Work to complete — List each line of the data in which the string "gouvernement" appears.

Available data —

==============================

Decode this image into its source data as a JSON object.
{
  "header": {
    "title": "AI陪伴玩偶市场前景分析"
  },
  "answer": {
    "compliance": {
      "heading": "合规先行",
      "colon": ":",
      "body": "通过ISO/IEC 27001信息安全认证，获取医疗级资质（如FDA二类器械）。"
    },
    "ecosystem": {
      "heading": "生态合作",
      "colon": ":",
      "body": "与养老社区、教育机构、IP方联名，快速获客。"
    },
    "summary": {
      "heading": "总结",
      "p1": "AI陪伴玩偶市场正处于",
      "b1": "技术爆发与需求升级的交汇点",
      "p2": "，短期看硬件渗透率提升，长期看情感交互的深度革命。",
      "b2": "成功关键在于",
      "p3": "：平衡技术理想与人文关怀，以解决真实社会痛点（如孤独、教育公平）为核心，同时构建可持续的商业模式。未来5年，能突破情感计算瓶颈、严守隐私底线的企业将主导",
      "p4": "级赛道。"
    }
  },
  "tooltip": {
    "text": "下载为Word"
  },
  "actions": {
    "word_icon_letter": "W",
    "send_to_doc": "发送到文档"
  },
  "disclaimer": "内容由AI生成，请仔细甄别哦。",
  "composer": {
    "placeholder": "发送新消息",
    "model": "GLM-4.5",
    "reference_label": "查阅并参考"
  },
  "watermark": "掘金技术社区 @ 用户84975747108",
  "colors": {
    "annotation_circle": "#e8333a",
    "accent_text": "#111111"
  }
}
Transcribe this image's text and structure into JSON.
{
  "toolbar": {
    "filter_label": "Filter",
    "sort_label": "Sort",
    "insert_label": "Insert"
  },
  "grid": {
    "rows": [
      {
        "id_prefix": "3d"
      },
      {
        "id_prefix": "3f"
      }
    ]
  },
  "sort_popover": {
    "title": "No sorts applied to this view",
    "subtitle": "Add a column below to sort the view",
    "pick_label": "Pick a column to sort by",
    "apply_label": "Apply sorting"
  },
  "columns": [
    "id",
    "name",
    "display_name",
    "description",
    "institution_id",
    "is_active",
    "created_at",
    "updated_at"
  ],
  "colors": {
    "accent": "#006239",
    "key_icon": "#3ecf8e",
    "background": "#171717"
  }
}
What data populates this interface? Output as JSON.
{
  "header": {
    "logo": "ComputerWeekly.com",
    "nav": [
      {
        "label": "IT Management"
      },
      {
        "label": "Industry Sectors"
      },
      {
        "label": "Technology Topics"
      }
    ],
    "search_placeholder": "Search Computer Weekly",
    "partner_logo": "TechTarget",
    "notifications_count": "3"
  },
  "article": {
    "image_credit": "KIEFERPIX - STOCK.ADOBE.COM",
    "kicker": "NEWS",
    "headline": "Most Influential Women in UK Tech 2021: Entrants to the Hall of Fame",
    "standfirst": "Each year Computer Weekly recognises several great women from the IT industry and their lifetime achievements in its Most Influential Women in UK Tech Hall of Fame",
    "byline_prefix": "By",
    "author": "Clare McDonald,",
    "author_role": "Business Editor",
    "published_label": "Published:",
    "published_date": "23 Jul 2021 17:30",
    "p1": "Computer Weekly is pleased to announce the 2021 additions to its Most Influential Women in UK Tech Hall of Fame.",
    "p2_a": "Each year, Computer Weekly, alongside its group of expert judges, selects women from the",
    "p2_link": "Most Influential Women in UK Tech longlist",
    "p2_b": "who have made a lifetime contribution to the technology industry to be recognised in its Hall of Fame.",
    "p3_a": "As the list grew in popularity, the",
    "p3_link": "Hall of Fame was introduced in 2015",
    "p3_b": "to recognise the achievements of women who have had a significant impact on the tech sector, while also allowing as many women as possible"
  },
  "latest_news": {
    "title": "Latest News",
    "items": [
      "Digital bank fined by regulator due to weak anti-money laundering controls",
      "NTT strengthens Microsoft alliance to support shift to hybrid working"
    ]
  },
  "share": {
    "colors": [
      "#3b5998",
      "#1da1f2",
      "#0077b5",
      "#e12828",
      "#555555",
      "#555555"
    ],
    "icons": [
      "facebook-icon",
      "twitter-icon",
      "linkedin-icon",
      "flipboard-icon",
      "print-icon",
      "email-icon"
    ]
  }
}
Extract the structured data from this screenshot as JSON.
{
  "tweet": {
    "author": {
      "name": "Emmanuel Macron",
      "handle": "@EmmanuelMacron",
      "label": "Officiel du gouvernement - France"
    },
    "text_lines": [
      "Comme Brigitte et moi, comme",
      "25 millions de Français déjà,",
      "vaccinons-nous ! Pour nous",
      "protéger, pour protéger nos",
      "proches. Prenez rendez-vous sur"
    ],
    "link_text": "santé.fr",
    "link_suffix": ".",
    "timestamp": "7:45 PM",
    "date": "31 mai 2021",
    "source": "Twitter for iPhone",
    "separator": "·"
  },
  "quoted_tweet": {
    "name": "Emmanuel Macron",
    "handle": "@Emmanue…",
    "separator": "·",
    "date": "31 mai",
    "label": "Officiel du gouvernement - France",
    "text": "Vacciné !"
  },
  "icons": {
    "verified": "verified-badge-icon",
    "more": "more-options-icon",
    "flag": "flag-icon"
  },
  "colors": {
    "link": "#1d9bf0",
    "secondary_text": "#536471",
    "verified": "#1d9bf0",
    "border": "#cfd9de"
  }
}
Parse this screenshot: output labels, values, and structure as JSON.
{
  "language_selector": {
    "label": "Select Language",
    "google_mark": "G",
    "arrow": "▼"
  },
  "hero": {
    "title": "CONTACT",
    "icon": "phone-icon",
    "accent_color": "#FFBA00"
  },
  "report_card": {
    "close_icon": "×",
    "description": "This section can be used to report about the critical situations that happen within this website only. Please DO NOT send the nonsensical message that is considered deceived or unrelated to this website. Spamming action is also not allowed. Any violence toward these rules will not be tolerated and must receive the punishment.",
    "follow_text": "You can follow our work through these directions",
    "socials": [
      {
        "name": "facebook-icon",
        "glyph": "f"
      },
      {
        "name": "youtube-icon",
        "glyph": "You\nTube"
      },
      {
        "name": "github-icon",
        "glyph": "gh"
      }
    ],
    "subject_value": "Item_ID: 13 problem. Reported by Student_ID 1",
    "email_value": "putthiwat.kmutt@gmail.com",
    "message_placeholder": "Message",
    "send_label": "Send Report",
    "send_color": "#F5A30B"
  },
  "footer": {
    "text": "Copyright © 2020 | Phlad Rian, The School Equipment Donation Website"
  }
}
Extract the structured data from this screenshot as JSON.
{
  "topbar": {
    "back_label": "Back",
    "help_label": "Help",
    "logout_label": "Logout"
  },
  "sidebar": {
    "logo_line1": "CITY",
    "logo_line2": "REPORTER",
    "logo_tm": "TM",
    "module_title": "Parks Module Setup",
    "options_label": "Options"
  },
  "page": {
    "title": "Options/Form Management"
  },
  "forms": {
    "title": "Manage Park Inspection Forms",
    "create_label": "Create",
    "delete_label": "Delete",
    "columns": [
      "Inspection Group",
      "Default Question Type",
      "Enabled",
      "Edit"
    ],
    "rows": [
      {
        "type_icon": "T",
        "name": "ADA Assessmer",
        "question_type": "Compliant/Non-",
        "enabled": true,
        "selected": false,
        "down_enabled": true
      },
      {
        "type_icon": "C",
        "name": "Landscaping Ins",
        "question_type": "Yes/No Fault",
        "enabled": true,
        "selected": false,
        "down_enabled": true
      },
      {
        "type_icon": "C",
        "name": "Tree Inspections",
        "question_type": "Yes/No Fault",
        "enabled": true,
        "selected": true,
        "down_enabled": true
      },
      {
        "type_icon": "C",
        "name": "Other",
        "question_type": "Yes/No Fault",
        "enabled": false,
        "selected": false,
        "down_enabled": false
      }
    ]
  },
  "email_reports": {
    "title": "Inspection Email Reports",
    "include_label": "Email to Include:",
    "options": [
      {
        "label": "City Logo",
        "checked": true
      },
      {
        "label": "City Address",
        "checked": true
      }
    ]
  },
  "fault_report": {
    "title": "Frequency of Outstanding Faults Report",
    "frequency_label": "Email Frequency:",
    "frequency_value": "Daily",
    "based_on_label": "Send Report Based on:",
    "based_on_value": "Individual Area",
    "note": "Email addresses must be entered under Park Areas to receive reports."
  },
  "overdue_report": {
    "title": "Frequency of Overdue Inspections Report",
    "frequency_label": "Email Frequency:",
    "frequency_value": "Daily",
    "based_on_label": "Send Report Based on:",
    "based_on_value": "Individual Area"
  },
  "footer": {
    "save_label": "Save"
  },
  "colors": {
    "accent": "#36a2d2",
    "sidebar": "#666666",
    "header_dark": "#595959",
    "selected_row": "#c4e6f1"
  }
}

==============================

Response to the task —
      "label": "Officiel du gouvernement - France"
    "label": "Officiel du gouvernement - France",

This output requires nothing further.